- **Your task**
Find the string "zwischen" in the data, and copy out each line that has it.

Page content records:
►
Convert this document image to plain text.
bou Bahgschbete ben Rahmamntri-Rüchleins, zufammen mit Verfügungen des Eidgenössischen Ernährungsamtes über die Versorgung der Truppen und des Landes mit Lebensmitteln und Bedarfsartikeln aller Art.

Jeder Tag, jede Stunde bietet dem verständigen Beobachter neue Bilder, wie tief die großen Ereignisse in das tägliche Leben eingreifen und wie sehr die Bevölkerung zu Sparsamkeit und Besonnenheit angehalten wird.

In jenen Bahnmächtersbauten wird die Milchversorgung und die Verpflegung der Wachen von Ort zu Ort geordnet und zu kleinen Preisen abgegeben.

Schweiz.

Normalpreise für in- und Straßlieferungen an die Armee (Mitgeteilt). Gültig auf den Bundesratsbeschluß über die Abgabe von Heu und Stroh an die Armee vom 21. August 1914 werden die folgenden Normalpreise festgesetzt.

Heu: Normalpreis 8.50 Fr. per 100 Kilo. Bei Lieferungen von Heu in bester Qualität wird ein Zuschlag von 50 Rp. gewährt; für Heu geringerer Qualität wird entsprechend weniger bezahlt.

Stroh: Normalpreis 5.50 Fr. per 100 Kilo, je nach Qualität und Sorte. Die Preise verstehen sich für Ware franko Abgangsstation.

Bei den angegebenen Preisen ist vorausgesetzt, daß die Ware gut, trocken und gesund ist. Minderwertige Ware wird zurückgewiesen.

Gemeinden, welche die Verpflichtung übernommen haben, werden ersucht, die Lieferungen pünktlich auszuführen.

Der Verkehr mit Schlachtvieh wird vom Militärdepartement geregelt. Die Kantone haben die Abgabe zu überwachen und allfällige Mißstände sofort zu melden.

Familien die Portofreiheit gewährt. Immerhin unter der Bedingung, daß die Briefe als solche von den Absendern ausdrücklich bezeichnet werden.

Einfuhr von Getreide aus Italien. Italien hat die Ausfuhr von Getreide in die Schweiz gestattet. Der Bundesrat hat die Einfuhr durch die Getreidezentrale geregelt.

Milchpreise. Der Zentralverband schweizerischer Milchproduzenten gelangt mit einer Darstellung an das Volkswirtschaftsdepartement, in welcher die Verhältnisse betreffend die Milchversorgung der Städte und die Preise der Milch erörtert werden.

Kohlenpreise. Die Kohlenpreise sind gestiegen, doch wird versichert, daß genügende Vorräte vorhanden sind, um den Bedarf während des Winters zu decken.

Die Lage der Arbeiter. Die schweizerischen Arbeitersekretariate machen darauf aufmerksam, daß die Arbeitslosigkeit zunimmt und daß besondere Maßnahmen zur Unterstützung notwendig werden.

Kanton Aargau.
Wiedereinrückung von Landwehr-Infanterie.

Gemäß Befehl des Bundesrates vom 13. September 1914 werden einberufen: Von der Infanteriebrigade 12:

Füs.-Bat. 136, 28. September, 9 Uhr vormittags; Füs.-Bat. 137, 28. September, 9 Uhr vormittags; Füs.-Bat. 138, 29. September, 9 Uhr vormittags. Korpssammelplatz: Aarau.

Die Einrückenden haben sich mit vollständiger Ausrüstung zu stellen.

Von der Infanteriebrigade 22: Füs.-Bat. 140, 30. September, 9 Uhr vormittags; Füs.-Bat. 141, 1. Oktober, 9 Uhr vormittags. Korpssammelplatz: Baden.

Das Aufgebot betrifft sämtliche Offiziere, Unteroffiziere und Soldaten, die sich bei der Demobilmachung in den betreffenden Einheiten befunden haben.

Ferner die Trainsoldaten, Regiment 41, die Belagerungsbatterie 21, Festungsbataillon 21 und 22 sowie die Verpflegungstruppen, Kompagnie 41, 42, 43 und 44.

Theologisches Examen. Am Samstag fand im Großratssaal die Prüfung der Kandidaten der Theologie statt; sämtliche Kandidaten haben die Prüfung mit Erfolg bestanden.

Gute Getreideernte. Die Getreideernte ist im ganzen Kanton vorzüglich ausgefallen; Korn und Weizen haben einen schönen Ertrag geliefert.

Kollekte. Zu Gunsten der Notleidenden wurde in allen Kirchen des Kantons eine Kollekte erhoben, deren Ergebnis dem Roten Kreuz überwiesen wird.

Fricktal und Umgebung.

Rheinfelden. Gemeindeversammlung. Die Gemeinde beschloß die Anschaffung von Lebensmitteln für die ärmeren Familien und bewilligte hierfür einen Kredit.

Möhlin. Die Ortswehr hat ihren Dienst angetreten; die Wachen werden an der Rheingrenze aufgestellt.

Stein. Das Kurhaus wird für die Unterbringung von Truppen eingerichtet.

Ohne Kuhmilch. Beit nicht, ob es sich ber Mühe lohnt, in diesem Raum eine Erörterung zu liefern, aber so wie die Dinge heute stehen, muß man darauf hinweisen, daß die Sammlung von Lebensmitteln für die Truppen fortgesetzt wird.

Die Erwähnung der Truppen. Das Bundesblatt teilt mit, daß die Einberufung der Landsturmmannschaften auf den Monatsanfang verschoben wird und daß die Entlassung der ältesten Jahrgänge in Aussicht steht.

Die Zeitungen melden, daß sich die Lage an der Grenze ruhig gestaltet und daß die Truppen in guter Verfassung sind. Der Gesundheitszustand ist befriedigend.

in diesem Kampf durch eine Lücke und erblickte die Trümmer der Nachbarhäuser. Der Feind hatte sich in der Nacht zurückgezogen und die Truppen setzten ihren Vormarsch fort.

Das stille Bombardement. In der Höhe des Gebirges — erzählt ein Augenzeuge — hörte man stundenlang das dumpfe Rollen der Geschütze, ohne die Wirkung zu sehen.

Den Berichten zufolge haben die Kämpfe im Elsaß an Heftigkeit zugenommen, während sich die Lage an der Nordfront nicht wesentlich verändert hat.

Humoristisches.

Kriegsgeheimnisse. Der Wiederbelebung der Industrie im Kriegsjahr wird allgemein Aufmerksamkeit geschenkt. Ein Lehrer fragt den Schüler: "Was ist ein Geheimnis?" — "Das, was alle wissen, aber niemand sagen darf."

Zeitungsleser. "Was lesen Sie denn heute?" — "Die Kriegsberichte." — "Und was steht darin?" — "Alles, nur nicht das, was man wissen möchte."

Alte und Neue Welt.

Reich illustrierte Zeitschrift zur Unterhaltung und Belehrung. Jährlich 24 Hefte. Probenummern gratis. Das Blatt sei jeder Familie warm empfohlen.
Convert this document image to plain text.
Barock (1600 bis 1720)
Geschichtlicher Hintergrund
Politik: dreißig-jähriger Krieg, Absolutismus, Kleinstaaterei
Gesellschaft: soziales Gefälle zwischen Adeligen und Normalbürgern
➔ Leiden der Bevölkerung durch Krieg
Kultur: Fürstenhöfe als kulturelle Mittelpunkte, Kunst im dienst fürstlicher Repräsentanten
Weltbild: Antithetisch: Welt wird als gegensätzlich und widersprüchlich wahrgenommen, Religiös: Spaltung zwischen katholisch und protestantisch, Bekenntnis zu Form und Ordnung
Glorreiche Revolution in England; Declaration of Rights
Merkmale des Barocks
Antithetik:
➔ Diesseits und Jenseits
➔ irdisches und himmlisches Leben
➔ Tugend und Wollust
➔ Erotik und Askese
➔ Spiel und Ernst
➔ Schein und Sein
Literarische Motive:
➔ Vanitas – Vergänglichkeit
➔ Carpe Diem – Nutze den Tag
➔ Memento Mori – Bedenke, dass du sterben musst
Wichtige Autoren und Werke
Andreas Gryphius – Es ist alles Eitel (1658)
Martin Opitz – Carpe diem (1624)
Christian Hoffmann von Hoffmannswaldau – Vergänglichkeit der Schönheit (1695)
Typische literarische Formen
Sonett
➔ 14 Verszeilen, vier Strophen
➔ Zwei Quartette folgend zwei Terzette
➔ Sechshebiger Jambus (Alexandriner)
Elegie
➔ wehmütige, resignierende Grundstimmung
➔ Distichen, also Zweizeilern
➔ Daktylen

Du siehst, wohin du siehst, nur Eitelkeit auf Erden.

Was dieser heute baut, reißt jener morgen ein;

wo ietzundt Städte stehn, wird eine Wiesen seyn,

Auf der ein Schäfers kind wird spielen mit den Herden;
◄
- **Answer space**
Gesellschaft: soziales Gefälle zwischen Adeligen und Normalbürgern
Weltbild: Antithetisch: Welt wird als gegensätzlich und widersprüchlich wahrgenommen, Religiös: Spaltung zwischen katholisch und protestantisch, Bekenntnis zu Form und Ordnung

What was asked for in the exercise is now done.